(Excerpt from a dataset)
_____

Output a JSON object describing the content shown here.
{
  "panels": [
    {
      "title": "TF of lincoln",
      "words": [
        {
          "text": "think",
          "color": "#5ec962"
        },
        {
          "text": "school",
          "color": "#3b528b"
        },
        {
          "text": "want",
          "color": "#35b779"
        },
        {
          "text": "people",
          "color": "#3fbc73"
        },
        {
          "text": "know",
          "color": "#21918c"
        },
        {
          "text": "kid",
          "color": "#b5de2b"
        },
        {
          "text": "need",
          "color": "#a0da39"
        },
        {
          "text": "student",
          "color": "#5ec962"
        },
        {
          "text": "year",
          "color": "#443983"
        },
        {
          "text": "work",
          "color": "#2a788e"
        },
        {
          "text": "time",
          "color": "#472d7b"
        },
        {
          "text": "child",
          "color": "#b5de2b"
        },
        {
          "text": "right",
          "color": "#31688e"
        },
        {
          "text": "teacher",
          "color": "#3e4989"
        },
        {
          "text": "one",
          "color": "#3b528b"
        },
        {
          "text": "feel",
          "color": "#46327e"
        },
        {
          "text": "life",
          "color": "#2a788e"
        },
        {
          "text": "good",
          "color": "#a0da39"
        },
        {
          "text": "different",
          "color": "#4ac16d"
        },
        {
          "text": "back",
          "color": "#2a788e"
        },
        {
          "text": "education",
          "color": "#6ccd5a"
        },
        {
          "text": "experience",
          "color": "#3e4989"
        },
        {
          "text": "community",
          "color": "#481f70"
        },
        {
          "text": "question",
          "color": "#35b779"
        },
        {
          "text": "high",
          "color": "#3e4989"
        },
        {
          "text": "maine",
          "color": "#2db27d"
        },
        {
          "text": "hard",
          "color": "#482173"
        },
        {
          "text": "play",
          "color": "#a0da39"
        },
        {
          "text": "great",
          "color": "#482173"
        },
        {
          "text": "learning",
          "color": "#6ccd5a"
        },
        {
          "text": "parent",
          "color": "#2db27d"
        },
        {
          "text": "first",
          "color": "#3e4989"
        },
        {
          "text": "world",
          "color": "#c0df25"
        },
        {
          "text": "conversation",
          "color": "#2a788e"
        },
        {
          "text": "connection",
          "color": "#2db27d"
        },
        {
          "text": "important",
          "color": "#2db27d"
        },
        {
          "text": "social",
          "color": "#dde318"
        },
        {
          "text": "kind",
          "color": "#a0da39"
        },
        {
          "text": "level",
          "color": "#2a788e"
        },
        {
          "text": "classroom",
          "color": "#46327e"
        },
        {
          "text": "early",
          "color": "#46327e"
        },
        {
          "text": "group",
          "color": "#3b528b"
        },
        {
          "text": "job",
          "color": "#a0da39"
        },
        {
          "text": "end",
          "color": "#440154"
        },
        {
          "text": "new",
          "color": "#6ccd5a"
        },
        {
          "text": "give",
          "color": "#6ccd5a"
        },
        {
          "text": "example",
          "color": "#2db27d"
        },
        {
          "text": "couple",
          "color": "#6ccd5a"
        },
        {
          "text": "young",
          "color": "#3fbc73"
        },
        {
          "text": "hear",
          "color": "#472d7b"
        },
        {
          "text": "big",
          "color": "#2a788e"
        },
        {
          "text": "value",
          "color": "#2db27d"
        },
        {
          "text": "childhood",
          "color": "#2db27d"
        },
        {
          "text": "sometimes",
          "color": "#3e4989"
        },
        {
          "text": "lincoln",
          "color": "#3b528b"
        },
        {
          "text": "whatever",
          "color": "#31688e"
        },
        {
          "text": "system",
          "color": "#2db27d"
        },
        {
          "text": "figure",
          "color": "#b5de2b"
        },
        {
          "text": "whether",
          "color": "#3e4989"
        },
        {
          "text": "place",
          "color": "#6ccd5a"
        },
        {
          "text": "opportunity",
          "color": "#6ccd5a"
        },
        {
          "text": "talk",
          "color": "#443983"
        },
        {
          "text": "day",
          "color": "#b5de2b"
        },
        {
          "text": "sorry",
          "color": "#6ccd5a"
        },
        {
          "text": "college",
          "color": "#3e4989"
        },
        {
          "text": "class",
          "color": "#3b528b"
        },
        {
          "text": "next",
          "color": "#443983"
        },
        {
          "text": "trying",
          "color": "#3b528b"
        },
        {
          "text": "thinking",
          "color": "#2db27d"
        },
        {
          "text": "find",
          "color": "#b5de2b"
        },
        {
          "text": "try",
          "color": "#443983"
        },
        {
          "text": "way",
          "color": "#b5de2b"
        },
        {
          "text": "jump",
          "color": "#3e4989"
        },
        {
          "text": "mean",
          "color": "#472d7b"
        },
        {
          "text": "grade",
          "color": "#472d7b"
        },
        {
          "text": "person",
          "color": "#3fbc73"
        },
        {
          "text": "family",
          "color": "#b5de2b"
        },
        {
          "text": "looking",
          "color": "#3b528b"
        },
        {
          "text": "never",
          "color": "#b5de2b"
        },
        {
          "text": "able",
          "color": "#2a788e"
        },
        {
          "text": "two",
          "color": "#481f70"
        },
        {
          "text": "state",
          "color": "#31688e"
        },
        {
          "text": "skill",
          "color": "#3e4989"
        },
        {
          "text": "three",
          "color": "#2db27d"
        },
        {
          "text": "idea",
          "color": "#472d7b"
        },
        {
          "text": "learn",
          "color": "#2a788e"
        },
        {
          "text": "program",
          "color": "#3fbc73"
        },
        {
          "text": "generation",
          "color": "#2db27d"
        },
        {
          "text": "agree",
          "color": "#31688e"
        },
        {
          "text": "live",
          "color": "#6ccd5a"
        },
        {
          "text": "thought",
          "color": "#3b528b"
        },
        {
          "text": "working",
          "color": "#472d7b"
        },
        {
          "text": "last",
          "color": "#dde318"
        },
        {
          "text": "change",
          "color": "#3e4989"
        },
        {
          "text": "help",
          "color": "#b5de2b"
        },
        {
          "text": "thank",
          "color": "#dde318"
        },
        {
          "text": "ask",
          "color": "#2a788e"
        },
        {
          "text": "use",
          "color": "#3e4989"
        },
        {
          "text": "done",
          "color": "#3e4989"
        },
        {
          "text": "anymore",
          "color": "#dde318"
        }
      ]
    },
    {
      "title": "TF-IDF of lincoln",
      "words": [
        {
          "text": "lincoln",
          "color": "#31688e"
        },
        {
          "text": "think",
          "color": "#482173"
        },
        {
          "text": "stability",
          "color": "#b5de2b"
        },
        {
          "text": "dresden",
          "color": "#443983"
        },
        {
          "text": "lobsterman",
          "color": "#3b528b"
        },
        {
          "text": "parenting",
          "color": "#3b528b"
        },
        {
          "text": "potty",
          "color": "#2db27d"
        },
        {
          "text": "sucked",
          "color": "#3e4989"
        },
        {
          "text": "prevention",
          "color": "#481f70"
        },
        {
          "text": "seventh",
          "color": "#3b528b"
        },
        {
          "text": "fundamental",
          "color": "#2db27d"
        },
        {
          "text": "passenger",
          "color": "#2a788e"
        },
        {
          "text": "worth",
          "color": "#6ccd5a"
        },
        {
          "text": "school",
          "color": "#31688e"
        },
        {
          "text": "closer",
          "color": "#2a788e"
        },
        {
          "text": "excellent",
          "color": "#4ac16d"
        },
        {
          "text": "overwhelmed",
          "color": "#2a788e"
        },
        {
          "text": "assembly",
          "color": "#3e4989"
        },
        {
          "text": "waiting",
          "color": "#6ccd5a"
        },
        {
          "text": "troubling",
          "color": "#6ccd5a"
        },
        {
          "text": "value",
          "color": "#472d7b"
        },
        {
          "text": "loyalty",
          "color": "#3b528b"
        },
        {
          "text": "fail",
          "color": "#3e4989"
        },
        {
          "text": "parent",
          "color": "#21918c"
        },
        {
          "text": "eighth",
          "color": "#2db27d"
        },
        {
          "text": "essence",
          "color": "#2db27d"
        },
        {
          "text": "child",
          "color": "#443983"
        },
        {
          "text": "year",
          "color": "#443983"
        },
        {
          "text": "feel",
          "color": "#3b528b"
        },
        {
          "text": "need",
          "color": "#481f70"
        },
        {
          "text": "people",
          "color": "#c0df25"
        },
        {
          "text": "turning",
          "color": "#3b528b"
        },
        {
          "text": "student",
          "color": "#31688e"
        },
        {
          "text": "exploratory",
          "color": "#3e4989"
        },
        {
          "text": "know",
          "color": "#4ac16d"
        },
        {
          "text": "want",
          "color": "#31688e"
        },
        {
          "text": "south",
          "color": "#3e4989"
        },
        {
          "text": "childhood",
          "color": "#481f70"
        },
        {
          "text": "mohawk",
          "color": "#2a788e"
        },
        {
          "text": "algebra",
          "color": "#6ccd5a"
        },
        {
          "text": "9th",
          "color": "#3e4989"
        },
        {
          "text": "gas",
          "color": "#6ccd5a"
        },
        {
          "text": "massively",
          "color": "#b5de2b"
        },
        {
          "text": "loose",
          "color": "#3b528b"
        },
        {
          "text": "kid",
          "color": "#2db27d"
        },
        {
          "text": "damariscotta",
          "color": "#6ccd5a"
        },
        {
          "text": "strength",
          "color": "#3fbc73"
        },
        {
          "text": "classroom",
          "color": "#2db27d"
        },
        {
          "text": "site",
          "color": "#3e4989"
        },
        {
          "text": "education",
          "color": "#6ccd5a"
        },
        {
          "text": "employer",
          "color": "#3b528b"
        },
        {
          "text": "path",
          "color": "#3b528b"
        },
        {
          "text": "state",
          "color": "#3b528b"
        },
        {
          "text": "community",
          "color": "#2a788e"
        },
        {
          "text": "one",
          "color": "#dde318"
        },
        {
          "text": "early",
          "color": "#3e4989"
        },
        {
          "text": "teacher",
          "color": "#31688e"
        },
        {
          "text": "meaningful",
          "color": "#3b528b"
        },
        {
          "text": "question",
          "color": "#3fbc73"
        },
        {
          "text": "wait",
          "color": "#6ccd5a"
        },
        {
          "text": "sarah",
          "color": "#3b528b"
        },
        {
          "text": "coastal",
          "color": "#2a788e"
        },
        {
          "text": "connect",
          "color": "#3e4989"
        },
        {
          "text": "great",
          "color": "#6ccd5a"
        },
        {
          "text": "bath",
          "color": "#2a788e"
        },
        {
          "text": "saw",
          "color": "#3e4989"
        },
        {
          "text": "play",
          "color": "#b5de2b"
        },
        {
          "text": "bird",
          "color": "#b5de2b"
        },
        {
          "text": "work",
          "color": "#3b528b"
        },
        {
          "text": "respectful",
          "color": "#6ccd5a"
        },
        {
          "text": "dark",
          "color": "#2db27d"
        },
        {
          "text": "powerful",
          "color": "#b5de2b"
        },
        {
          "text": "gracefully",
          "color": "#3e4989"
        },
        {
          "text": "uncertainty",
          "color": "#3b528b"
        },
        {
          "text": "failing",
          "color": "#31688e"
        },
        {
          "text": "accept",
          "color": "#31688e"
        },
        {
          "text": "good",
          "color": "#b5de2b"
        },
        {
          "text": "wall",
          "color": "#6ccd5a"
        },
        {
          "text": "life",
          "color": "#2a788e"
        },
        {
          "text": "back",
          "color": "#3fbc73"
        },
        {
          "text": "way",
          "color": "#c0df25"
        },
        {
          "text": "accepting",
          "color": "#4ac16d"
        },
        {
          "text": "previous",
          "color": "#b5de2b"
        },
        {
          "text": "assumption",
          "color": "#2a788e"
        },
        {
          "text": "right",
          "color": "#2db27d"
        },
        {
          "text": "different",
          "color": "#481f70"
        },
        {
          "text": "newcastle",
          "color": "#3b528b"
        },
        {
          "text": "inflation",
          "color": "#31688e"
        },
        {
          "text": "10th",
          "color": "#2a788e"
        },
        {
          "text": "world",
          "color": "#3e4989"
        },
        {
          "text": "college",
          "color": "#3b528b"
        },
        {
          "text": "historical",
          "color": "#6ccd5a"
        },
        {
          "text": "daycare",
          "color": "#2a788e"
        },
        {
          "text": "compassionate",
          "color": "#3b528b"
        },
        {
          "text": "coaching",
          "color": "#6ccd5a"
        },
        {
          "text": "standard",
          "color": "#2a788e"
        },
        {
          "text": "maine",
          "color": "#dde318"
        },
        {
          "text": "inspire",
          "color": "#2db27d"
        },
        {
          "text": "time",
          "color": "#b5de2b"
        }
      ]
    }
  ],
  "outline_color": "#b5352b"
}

_____

> [STATED TASK]
Pull out every line of the records above that contains the word "lincoln".

> [CORRECT ANSWER]
      "title": "TF of lincoln",
          "text": "lincoln",
      "title": "TF-IDF of lincoln",
          "text": "lincoln",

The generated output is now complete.